== DATASET ROWS ==
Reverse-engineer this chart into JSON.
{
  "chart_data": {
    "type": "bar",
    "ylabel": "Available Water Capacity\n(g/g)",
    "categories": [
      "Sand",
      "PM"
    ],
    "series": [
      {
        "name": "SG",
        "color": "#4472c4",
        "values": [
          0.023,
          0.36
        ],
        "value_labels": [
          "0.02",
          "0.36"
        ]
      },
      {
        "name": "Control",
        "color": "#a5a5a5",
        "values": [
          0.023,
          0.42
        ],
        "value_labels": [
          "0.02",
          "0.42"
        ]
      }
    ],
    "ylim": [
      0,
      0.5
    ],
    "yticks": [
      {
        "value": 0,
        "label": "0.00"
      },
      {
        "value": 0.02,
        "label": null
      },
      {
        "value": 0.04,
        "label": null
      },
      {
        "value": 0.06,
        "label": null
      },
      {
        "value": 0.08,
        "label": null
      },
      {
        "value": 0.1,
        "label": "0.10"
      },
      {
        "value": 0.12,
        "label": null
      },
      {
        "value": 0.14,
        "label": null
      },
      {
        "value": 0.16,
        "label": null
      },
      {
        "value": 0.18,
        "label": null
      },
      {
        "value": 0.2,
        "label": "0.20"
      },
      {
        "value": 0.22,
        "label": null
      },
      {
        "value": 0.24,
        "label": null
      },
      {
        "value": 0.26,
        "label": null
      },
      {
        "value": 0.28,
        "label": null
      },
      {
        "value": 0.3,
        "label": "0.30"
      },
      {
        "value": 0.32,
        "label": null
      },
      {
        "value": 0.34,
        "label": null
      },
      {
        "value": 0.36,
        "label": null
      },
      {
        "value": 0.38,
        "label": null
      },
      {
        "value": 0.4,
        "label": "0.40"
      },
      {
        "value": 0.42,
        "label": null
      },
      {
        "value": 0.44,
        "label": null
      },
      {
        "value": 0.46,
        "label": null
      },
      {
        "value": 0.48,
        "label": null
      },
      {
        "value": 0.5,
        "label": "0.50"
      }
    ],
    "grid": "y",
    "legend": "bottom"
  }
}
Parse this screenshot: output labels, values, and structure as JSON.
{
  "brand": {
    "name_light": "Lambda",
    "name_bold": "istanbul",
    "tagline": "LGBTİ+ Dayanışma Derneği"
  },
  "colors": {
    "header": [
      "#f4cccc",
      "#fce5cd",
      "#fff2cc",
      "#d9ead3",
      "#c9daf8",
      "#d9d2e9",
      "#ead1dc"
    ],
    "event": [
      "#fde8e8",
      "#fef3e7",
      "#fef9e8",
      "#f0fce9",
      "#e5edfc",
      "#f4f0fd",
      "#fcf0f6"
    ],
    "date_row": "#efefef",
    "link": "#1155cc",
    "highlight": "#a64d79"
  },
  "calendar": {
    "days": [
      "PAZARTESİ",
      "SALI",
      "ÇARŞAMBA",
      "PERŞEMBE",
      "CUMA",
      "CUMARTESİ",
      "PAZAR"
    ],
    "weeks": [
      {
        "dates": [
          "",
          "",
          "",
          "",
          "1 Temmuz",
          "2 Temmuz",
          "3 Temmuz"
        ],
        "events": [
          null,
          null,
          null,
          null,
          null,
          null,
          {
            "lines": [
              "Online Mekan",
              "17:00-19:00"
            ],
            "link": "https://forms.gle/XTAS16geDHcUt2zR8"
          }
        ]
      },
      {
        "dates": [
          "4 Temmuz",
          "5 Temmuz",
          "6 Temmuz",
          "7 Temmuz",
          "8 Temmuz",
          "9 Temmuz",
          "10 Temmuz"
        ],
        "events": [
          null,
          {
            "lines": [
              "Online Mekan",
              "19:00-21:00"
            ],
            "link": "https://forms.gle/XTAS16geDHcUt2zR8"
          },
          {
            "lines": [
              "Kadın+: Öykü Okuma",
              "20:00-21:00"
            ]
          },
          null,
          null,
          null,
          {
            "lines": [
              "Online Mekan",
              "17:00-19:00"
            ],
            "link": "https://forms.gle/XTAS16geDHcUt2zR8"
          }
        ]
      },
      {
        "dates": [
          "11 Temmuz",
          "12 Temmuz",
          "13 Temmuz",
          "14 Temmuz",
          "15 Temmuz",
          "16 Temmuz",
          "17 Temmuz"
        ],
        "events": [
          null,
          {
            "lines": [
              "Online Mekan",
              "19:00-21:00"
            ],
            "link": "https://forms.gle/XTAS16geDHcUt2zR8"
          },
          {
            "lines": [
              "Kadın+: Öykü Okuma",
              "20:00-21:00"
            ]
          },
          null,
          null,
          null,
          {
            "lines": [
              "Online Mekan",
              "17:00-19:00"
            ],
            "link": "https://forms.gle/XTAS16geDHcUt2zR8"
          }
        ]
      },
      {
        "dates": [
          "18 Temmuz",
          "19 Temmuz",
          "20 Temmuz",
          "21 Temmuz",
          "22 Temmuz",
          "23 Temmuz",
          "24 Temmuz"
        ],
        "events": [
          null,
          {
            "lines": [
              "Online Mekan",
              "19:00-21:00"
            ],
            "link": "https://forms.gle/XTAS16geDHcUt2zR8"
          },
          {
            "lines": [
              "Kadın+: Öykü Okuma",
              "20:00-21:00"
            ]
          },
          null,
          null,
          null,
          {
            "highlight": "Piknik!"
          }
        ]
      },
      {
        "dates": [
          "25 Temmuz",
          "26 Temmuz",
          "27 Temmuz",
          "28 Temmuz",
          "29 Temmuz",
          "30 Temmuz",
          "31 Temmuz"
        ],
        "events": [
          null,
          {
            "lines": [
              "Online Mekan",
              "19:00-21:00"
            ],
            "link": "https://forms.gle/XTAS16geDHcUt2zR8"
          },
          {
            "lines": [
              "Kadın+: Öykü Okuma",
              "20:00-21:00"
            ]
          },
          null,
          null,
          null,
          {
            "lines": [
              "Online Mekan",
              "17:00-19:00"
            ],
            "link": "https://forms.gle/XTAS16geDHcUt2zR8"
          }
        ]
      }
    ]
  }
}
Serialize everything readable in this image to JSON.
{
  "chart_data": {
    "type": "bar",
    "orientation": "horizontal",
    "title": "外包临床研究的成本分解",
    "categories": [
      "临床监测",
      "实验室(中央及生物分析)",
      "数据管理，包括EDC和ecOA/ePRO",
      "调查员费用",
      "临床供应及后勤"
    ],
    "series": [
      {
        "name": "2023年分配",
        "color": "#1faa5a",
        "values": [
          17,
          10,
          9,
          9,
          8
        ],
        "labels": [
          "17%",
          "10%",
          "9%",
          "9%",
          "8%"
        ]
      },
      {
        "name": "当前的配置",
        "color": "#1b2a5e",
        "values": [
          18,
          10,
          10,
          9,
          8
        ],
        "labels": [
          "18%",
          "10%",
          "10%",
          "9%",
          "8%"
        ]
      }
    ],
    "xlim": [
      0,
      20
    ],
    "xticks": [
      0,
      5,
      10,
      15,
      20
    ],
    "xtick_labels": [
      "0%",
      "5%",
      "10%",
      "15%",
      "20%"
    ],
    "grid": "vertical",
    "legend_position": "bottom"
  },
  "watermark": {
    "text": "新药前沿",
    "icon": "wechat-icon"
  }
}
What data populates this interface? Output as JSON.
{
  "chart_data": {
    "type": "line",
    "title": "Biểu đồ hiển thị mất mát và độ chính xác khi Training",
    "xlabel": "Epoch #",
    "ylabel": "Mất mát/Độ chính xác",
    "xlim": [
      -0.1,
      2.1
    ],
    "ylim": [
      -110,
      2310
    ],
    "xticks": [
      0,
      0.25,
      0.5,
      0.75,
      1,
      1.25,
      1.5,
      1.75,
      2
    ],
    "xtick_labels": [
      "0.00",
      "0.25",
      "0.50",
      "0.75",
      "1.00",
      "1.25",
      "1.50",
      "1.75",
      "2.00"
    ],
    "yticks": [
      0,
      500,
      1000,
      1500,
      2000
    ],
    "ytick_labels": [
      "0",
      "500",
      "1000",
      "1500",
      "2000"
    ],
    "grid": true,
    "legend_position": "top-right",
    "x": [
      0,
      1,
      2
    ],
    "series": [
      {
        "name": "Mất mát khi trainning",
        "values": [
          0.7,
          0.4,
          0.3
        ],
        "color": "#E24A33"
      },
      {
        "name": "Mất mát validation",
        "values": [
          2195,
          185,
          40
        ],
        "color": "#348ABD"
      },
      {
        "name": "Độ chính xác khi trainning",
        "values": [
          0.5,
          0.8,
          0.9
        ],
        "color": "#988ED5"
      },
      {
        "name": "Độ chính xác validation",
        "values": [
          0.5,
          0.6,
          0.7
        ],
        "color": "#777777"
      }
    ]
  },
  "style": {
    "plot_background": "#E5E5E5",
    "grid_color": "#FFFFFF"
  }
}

== EXERCISE PROMPT ==
Wherever "this" shows up in a line, copy that line.

== TASK ANSWER ==
Reverse-engineer this chart into JSON.
Parse this screenshot: output labels, values, and structure as JSON.
Serialize everything readable in this image to JSON.
What data populates this interface? Output as JSON.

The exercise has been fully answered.